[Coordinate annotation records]
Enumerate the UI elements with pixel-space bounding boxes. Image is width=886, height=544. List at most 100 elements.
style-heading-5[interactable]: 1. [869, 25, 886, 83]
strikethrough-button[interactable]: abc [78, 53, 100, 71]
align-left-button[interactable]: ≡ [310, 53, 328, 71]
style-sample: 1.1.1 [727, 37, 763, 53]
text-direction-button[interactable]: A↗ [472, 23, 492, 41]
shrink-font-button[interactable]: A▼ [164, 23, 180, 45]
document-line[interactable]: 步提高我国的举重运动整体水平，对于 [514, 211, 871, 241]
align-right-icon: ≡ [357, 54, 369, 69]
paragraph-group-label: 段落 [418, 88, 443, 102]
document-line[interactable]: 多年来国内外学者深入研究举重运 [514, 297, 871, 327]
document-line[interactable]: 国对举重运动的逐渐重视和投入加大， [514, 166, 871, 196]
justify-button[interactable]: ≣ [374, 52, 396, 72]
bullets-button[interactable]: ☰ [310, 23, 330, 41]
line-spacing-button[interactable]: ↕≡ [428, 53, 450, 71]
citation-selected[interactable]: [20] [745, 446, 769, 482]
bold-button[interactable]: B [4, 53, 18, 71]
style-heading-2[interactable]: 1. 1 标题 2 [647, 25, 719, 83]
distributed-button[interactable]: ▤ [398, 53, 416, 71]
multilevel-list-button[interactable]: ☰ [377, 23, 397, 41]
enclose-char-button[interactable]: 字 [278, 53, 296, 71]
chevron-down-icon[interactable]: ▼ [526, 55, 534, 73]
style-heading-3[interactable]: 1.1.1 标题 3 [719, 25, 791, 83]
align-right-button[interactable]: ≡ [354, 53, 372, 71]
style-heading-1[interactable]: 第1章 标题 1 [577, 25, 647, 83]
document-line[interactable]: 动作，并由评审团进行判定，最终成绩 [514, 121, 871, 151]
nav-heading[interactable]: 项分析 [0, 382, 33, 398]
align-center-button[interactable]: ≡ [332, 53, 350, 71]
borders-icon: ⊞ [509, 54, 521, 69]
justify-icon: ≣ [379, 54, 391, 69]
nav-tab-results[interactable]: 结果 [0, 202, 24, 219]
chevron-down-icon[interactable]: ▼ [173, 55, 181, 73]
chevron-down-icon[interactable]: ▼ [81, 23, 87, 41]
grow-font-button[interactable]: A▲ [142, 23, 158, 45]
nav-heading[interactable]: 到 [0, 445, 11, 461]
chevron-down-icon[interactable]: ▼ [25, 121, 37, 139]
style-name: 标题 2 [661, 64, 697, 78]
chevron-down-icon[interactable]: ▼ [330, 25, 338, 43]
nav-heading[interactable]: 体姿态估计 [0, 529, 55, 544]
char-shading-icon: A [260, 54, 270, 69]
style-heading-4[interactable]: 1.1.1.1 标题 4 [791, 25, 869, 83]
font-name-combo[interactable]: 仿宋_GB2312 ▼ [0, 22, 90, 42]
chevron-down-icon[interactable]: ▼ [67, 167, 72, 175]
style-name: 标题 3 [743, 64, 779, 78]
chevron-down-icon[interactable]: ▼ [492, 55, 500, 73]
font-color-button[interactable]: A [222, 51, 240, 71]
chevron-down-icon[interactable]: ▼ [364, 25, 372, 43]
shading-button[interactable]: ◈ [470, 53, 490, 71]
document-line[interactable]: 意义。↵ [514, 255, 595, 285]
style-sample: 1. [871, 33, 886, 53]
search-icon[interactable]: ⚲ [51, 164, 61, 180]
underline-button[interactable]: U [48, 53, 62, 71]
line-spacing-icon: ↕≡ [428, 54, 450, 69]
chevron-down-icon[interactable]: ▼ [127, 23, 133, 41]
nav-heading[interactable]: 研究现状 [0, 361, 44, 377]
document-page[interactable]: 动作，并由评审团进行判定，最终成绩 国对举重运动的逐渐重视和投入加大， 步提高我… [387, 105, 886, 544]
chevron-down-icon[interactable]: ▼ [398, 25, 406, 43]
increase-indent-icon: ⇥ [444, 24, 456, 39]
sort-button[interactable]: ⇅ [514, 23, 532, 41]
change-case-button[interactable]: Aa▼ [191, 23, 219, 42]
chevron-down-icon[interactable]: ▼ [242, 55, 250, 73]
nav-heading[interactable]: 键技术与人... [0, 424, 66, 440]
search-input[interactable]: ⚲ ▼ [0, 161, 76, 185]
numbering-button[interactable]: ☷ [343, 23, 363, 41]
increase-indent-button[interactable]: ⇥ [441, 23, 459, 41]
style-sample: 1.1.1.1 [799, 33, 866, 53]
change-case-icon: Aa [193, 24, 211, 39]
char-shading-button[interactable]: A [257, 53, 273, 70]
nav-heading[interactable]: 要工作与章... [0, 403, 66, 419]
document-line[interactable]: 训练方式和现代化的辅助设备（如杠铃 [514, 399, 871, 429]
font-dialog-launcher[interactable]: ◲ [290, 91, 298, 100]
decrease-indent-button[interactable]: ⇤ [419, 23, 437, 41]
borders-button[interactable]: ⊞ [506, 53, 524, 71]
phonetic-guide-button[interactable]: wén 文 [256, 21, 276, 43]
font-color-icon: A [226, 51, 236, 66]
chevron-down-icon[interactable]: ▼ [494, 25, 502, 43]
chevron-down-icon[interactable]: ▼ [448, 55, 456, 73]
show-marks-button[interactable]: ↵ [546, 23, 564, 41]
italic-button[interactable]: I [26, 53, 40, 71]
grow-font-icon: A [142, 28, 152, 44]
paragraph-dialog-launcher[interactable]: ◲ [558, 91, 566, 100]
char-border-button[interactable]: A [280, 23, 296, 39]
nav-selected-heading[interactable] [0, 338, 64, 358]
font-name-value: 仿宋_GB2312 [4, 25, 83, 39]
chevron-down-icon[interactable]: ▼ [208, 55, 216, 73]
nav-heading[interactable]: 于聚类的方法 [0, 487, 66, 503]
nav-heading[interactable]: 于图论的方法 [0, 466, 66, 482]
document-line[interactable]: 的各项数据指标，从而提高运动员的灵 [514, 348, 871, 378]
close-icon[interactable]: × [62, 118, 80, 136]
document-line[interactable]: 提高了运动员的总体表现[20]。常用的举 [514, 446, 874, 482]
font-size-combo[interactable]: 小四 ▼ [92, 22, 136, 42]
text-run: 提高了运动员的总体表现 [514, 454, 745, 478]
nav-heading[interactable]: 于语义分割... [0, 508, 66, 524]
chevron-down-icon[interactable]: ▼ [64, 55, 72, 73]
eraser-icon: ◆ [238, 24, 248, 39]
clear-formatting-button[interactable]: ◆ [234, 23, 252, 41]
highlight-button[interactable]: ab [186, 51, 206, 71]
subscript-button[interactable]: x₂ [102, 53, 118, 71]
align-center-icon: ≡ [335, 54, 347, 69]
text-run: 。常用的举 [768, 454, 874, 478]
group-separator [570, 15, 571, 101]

▶ _To do_: Rewrite every row above as a numbered list, leaving out any blank lines.

▶ _Answer to this exercise_:
1. Enumerate the UI elements with pixel-space bounding boxes. Image is width=886, height=544. List at most 100 elements.
2. style-heading-5[interactable]: 1. [869, 25, 886, 83]
3. strikethrough-button[interactable]: abc [78, 53, 100, 71]
4. align-left-button[interactable]: ≡ [310, 53, 328, 71]
5. style-sample: 1.1.1 [727, 37, 763, 53]
6. text-direction-button[interactable]: A↗ [472, 23, 492, 41]
7. shrink-font-button[interactable]: A▼ [164, 23, 180, 45]
8. document-line[interactable]: 步提高我国的举重运动整体水平，对于 [514, 211, 871, 241]
9. align-right-icon: ≡ [357, 54, 369, 69]
10. paragraph-group-label: 段落 [418, 88, 443, 102]
11. document-line[interactable]: 多年来国内外学者深入研究举重运 [514, 297, 871, 327]
12. document-line[interactable]: 国对举重运动的逐渐重视和投入加大， [514, 166, 871, 196]
13. justify-button[interactable]: ≣ [374, 52, 396, 72]
14. bullets-button[interactable]: ☰ [310, 23, 330, 41]
15. line-spacing-button[interactable]: ↕≡ [428, 53, 450, 71]
16. citation-selected[interactable]: [20] [745, 446, 769, 482]
17. bold-button[interactable]: B [4, 53, 18, 71]
18. style-heading-2[interactable]: 1. 1 标题 2 [647, 25, 719, 83]
19. distributed-button[interactable]: ▤ [398, 53, 416, 71]
20. multilevel-list-button[interactable]: ☰ [377, 23, 397, 41]
21. enclose-char-button[interactable]: 字 [278, 53, 296, 71]
22. chevron-down-icon[interactable]: ▼ [526, 55, 534, 73]
23. style-heading-3[interactable]: 1.1.1 标题 3 [719, 25, 791, 83]
24. align-right-button[interactable]: ≡ [354, 53, 372, 71]
25. style-heading-1[interactable]: 第1章 标题 1 [577, 25, 647, 83]
26. document-line[interactable]: 动作，并由评审团进行判定，最终成绩 [514, 121, 871, 151]
27. nav-heading[interactable]: 项分析 [0, 382, 33, 398]
28. align-center-button[interactable]: ≡ [332, 53, 350, 71]
29. borders-icon: ⊞ [509, 54, 521, 69]
30. justify-icon: ≣ [379, 54, 391, 69]
31. nav-tab-results[interactable]: 结果 [0, 202, 24, 219]
32. chevron-down-icon[interactable]: ▼ [173, 55, 181, 73]
33. chevron-down-icon[interactable]: ▼ [81, 23, 87, 41]
34. grow-font-button[interactable]: A▲ [142, 23, 158, 45]
35. nav-heading[interactable]: 到 [0, 445, 11, 461]
36. chevron-down-icon[interactable]: ▼ [25, 121, 37, 139]
37. style-name: 标题 2 [661, 64, 697, 78]
38. chevron-down-icon[interactable]: ▼ [330, 25, 338, 43]
39. nav-heading[interactable]: 体姿态估计 [0, 529, 55, 544]
40. char-shading-icon: A [260, 54, 270, 69]
41. style-heading-4[interactable]: 1.1.1.1 标题 4 [791, 25, 869, 83]
42. font-name-combo[interactable]: 仿宋_GB2312 ▼ [0, 22, 90, 42]
43. chevron-down-icon[interactable]: ▼ [67, 167, 72, 175]
44. style-name: 标题 3 [743, 64, 779, 78]
45. chevron-down-icon[interactable]: ▼ [492, 55, 500, 73]
46. font-color-button[interactable]: A [222, 51, 240, 71]
47. chevron-down-icon[interactable]: ▼ [364, 25, 372, 43]
48. shading-button[interactable]: ◈ [470, 53, 490, 71]
49. document-line[interactable]: 意义。↵ [514, 255, 595, 285]
50. style-sample: 1. [871, 33, 886, 53]
51. search-icon[interactable]: ⚲ [51, 164, 61, 180]
52. underline-button[interactable]: U [48, 53, 62, 71]
53. line-spacing-icon: ↕≡ [428, 54, 450, 69]
54. chevron-down-icon[interactable]: ▼ [127, 23, 133, 41]
55. nav-heading[interactable]: 研究现状 [0, 361, 44, 377]
56. document-page[interactable]: 动作，并由评审团进行判定，最终成绩 国对举重运动的逐渐重视和投入加大， 步提高我… [387, 105, 886, 544]
57. chevron-down-icon[interactable]: ▼ [398, 25, 406, 43]
58. increase-indent-icon: ⇥ [444, 24, 456, 39]
59. sort-button[interactable]: ⇅ [514, 23, 532, 41]
60. change-case-button[interactable]: Aa▼ [191, 23, 219, 42]
61. chevron-down-icon[interactable]: ▼ [242, 55, 250, 73]
62. nav-heading[interactable]: 键技术与人... [0, 424, 66, 440]
63. search-input[interactable]: ⚲ ▼ [0, 161, 76, 185]
64. numbering-button[interactable]: ☷ [343, 23, 363, 41]
65. increase-indent-button[interactable]: ⇥ [441, 23, 459, 41]
66. style-sample: 1.1.1.1 [799, 33, 866, 53]
67. change-case-icon: Aa [193, 24, 211, 39]
68. char-shading-button[interactable]: A [257, 53, 273, 70]
69. nav-heading[interactable]: 要工作与章... [0, 403, 66, 419]
70. document-line[interactable]: 训练方式和现代化的辅助设备（如杠铃 [514, 399, 871, 429]
71. font-dialog-launcher[interactable]: ◲ [290, 91, 298, 100]
72. decrease-indent-button[interactable]: ⇤ [419, 23, 437, 41]
73. borders-button[interactable]: ⊞ [506, 53, 524, 71]
74. phonetic-guide-button[interactable]: wén 文 [256, 21, 276, 43]
75. font-color-icon: A [226, 51, 236, 66]
76. chevron-down-icon[interactable]: ▼ [494, 25, 502, 43]
77. chevron-down-icon[interactable]: ▼ [448, 55, 456, 73]
78. show-marks-button[interactable]: ↵ [546, 23, 564, 41]
79. italic-button[interactable]: I [26, 53, 40, 71]
80. grow-font-icon: A [142, 28, 152, 44]
81. paragraph-dialog-launcher[interactable]: ◲ [558, 91, 566, 100]
82. char-border-button[interactable]: A [280, 23, 296, 39]
83. nav-selected-heading[interactable] [0, 338, 64, 358]
84. font-name-value: 仿宋_GB2312 [4, 25, 83, 39]
85. chevron-down-icon[interactable]: ▼ [208, 55, 216, 73]
86. nav-heading[interactable]: 于聚类的方法 [0, 487, 66, 503]
87. nav-heading[interactable]: 于图论的方法 [0, 466, 66, 482]
88. document-line[interactable]: 的各项数据指标，从而提高运动员的灵 [514, 348, 871, 378]
89. close-icon[interactable]: × [62, 118, 80, 136]
90. document-line[interactable]: 提高了运动员的总体表现[20]。常用的举 [514, 446, 874, 482]
91. font-size-combo[interactable]: 小四 ▼ [92, 22, 136, 42]
92. text-run: 提高了运动员的总体表现 [514, 454, 745, 478]
93. nav-heading[interactable]: 于语义分割... [0, 508, 66, 524]
94. chevron-down-icon[interactable]: ▼ [64, 55, 72, 73]
95. eraser-icon: ◆ [238, 24, 248, 39]
96. clear-formatting-button[interactable]: ◆ [234, 23, 252, 41]
97. highlight-button[interactable]: ab [186, 51, 206, 71]
98. subscript-button[interactable]: x₂ [102, 53, 118, 71]
99. align-center-icon: ≡ [335, 54, 347, 69]
100. text-run: 。常用的举 [768, 454, 874, 478]
101. group-separator [570, 15, 571, 101]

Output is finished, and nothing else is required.